(Some records)
-- START --
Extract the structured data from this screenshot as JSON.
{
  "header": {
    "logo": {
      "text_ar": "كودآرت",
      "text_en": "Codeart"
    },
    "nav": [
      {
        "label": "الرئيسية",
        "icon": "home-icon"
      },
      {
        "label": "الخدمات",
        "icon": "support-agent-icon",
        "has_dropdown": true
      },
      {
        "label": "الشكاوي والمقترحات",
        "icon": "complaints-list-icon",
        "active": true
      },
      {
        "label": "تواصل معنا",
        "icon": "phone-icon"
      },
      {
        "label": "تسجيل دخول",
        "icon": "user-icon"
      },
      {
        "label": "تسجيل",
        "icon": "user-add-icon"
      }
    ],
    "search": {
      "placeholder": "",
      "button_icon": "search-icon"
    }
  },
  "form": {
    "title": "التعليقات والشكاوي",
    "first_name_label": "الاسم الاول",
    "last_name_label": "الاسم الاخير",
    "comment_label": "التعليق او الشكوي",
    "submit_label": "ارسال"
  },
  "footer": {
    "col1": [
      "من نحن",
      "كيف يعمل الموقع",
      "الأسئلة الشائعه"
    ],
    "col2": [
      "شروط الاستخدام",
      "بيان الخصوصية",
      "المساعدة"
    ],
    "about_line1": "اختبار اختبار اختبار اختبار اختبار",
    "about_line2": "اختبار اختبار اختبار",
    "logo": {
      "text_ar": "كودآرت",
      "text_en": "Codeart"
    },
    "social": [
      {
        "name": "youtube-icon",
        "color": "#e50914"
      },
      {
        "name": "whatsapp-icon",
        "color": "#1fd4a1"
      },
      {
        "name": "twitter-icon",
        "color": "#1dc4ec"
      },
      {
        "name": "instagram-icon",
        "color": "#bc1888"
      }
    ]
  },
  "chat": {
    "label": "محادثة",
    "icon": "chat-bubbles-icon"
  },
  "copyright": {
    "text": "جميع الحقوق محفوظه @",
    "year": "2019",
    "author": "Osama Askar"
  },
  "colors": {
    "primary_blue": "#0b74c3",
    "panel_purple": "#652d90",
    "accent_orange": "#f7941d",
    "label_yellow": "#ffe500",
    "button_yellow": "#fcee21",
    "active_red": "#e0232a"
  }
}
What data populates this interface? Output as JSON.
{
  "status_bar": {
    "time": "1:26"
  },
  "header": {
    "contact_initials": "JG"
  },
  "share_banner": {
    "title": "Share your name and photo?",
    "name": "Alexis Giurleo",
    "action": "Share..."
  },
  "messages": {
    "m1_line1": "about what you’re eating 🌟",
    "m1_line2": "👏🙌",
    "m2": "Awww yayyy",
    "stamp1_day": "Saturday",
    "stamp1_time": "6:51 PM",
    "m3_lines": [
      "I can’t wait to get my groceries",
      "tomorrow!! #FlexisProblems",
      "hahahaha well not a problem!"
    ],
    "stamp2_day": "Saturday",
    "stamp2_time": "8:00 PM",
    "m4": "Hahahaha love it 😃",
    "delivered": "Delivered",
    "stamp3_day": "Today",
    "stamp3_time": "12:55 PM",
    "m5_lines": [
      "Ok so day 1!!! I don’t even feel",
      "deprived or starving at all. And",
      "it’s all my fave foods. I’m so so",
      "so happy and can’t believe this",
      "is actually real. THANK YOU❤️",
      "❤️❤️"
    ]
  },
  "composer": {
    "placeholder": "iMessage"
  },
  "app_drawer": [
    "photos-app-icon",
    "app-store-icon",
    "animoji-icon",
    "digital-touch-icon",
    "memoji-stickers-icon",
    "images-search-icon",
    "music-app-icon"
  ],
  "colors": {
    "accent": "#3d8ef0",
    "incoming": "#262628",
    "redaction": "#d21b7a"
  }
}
-- END --
* _What is required_
Please give back all of the records exactly as written.

* _Exercise solution_
Extract the structured data from this screenshot as JSON.
{
  "header": {
    "logo": {
      "text_ar": "كودآرت",
      "text_en": "Codeart"
    },
    "nav": [
      {
        "label": "الرئيسية",
        "icon": "home-icon"
      },
      {
        "label": "الخدمات",
        "icon": "support-agent-icon",
        "has_dropdown": true
      },
      {
        "label": "الشكاوي والمقترحات",
        "icon": "complaints-list-icon",
        "active": true
      },
      {
        "label": "تواصل معنا",
        "icon": "phone-icon"
      },
      {
        "label": "تسجيل دخول",
        "icon": "user-icon"
      },
      {
        "label": "تسجيل",
        "icon": "user-add-icon"
      }
    ],
    "search": {
      "placeholder": "",
      "button_icon": "search-icon"
    }
  },
  "form": {
    "title": "التعليقات والشكاوي",
    "first_name_label": "الاسم الاول",
    "last_name_label": "الاسم الاخير",
    "comment_label": "التعليق او الشكوي",
    "submit_label": "ارسال"
  },
  "footer": {
    "col1": [
      "من نحن",
      "كيف يعمل الموقع",
      "الأسئلة الشائعه"
    ],
    "col2": [
      "شروط الاستخدام",
      "بيان الخصوصية",
      "المساعدة"
    ],
    "about_line1": "اختبار اختبار اختبار اختبار اختبار",
    "about_line2": "اختبار اختبار اختبار",
    "logo": {
      "text_ar": "كودآرت",
      "text_en": "Codeart"
    },
    "social": [
      {
        "name": "youtube-icon",
        "color": "#e50914"
      },
      {
        "name": "whatsapp-icon",
        "color": "#1fd4a1"
      },
      {
        "name": "twitter-icon",
        "color": "#1dc4ec"
      },
      {
        "name": "instagram-icon",
        "color": "#bc1888"
      }
    ]
  },
  "chat": {
    "label": "محادثة",
    "icon": "chat-bubbles-icon"
  },
  "copyright": {
    "text": "جميع الحقوق محفوظه @",
    "year": "2019",
    "author": "Osama Askar"
  },
  "colors": {
    "primary_blue": "#0b74c3",
    "panel_purple": "#652d90",
    "accent_orange": "#f7941d",
    "label_yellow": "#ffe500",
    "button_yellow": "#fcee21",
    "active_red": "#e0232a"
  }
}
What data populates this interface? Output as JSON.
{
  "status_bar": {
    "time": "1:26"
  },
  "header": {
    "contact_initials": "JG"
  },
  "share_banner": {
    "title": "Share your name and photo?",
    "name": "Alexis Giurleo",
    "action": "Share..."
  },
  "messages": {
    "m1_line1": "about what you’re eating 🌟",
    "m1_line2": "👏🙌",
    "m2": "Awww yayyy",
    "stamp1_day": "Saturday",
    "stamp1_time": "6:51 PM",
    "m3_lines": [
      "I can’t wait to get my groceries",
      "tomorrow!! #FlexisProblems",
      "hahahaha well not a problem!"
    ],
    "stamp2_day": "Saturday",
    "stamp2_time": "8:00 PM",
    "m4": "Hahahaha love it 😃",
    "delivered": "Delivered",
    "stamp3_day": "Today",
    "stamp3_time": "12:55 PM",
    "m5_lines": [
      "Ok so day 1!!! I don’t even feel",
      "deprived or starving at all. And",
      "it’s all my fave foods. I’m so so",
      "so happy and can’t believe this",
      "is actually real. THANK YOU❤️",
      "❤️❤️"
    ]
  },
  "composer": {
    "placeholder": "iMessage"
  },
  "app_drawer": [
    "photos-app-icon",
    "app-store-icon",
    "animoji-icon",
    "digital-touch-icon",
    "memoji-stickers-icon",
    "images-search-icon",
    "music-app-icon"
  ],
  "colors": {
    "accent": "#3d8ef0",
    "incoming": "#262628",
    "redaction": "#d21b7a"
  }
}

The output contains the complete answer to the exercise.